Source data
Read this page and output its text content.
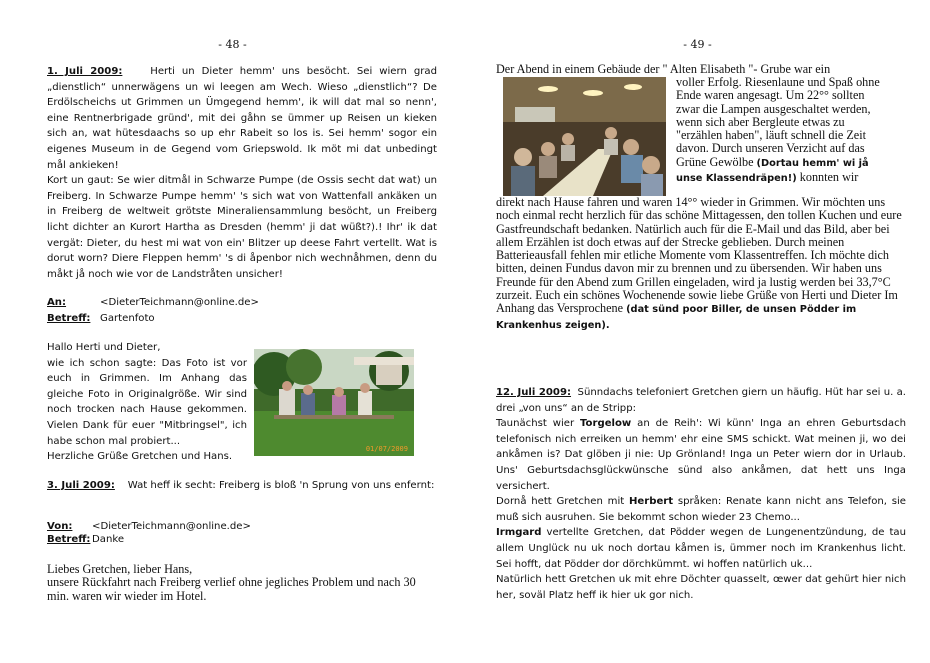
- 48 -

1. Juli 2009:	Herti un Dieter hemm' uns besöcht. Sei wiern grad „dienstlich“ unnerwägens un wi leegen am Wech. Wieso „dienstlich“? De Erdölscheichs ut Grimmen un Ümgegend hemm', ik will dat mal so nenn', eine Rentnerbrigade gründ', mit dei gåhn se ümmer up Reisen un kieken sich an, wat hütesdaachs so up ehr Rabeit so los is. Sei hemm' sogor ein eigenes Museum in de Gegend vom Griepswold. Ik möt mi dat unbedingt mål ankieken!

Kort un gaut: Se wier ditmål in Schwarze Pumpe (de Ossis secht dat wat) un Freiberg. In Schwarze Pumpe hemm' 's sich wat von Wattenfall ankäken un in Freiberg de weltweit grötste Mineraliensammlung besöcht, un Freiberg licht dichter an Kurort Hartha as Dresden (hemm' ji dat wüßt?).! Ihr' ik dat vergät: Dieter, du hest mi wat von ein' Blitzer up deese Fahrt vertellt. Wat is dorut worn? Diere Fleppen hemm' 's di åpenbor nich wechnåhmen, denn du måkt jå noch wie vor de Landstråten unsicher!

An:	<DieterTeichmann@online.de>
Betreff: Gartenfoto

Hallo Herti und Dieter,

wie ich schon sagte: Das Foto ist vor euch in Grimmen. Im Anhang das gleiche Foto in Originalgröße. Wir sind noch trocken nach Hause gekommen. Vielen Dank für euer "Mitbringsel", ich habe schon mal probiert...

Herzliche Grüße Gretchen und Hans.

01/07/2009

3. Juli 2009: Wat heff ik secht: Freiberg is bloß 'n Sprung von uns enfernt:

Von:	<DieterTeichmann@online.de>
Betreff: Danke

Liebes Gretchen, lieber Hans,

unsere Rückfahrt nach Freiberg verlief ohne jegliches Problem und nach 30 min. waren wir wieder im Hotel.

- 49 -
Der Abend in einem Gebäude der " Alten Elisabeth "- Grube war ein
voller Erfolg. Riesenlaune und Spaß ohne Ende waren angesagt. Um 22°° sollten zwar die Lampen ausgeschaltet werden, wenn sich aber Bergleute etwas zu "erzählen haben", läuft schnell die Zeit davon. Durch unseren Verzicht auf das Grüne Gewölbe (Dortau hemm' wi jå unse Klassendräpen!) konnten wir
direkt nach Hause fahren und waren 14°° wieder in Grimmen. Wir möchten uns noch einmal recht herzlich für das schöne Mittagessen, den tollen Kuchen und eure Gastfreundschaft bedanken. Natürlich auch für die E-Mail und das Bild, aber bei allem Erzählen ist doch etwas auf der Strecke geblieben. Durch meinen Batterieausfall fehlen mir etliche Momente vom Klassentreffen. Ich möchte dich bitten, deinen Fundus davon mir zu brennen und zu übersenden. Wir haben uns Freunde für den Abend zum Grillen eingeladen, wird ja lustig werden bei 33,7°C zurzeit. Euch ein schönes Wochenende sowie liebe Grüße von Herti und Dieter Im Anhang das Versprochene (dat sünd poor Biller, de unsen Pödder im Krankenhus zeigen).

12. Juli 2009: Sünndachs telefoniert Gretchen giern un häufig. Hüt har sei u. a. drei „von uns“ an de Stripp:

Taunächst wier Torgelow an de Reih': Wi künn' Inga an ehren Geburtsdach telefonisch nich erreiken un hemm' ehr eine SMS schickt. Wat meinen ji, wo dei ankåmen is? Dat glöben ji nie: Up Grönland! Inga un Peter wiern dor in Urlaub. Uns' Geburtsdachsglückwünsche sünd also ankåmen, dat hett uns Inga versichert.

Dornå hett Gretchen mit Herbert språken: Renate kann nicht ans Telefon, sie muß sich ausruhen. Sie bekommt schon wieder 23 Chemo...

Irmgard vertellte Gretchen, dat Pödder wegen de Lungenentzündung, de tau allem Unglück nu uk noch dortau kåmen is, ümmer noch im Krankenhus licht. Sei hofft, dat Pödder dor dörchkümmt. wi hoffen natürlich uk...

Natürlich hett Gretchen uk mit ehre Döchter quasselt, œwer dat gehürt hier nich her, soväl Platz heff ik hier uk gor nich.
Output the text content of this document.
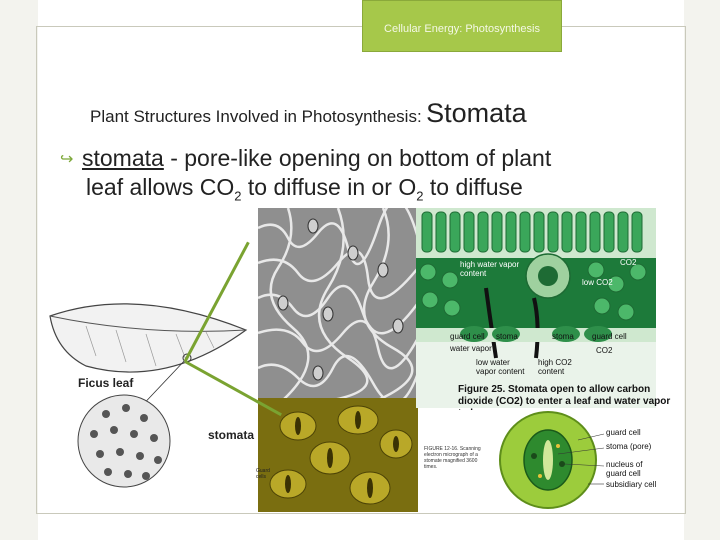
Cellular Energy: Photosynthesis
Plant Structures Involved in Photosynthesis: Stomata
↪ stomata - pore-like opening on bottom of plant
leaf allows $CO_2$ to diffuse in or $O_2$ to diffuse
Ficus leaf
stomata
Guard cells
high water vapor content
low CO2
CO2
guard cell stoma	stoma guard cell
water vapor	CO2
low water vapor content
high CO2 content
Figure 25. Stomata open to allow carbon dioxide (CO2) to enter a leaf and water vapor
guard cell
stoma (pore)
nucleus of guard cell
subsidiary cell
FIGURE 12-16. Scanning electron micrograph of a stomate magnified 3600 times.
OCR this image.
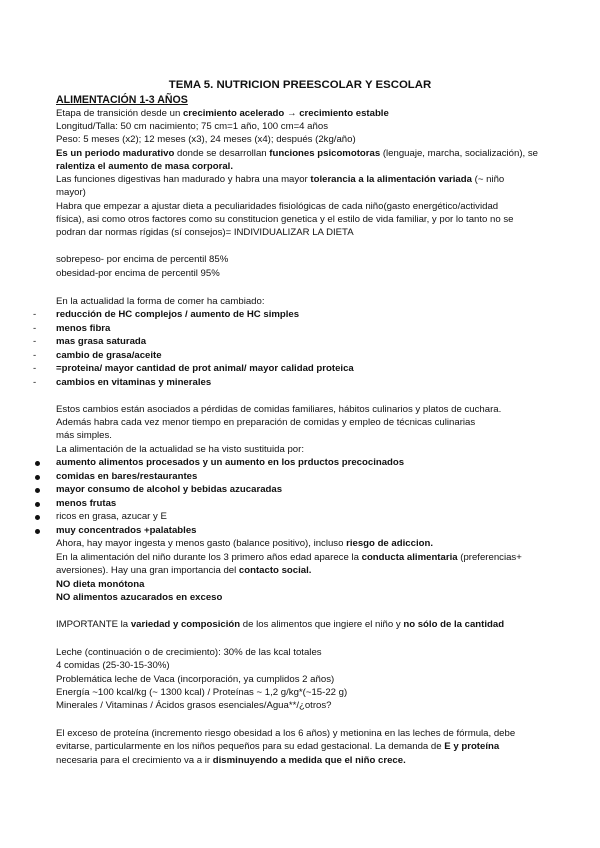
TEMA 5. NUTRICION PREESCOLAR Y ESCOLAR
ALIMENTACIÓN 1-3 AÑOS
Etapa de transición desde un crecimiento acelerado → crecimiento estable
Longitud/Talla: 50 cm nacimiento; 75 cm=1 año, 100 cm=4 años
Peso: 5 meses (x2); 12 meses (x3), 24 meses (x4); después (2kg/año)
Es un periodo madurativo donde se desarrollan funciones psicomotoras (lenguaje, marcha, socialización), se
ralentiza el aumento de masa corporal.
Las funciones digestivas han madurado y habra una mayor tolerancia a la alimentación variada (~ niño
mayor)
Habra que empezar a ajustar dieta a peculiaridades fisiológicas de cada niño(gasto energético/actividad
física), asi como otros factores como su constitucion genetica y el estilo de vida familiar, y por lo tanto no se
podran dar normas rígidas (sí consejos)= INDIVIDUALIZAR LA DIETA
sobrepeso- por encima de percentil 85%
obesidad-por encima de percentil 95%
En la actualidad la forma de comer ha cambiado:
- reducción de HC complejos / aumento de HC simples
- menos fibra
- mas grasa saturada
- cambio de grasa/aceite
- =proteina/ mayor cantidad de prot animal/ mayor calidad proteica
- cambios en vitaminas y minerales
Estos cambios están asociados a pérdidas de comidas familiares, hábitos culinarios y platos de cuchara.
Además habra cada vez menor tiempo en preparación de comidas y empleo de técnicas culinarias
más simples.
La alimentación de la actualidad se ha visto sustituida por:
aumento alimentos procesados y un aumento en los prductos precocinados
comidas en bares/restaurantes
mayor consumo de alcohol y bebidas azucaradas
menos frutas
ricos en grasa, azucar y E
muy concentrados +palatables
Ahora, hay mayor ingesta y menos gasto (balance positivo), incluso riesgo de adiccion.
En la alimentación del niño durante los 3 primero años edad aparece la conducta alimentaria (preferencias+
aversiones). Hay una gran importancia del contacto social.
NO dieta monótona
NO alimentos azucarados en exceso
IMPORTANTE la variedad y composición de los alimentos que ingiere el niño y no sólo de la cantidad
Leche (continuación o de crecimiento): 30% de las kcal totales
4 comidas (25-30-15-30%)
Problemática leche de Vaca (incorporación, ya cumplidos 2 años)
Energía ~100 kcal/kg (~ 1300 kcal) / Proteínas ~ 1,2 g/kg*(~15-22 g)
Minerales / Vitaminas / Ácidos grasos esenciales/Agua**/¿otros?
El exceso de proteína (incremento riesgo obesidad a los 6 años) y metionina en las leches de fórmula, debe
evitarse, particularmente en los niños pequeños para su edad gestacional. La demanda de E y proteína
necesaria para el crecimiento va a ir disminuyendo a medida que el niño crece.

==

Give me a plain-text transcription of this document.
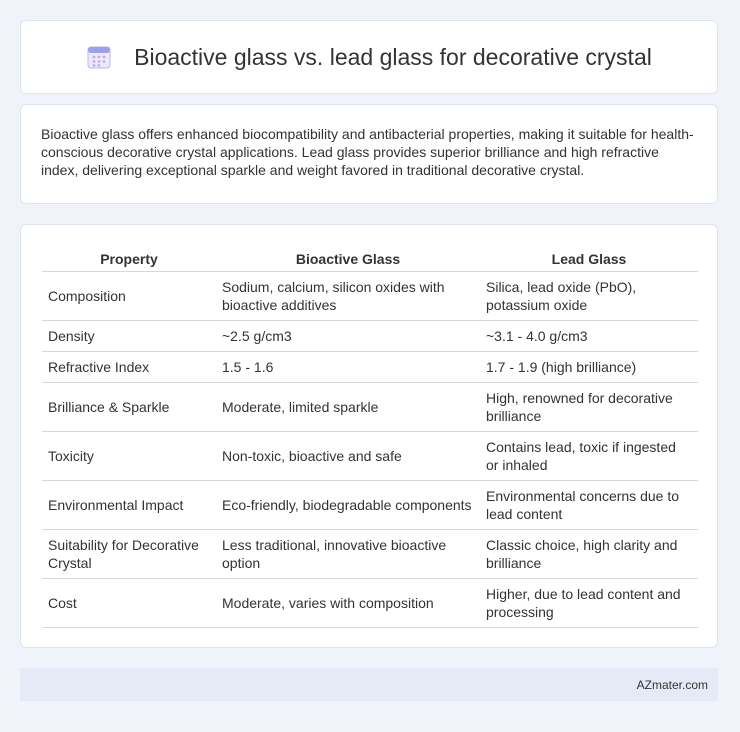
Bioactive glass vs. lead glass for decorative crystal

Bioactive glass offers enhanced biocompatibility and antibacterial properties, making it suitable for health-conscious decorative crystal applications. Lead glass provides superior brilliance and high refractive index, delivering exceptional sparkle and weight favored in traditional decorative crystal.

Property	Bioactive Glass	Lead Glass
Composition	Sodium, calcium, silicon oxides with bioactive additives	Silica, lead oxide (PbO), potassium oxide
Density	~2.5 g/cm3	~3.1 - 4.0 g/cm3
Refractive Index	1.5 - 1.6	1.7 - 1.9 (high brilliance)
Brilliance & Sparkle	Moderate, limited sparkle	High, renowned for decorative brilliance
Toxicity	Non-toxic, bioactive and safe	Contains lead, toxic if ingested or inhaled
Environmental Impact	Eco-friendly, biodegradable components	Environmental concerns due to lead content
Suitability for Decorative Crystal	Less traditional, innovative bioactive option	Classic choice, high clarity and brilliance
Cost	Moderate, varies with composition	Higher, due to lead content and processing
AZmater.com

● **Problem statement**:
Check each line of the entries for the string "ohne". Copy the lines that have it.

● **Result of this exercise**:
unsere Rückfahrt nach Freiberg verlief ohne jegliches Problem und nach 30 min. waren wir wieder im Hotel.
voller Erfolg. Riesenlaune und Spaß ohne Ende waren angesagt. Um 22°° sollten zwar die Lampen ausgeschaltet werden, wenn sich aber Bergleute etwas zu "erzählen haben", läuft schnell die Zeit davon. Durch unseren Verzicht auf das Grüne Gewölbe (Dortau hemm' wi jå unse Klassendräpen!) konnten wir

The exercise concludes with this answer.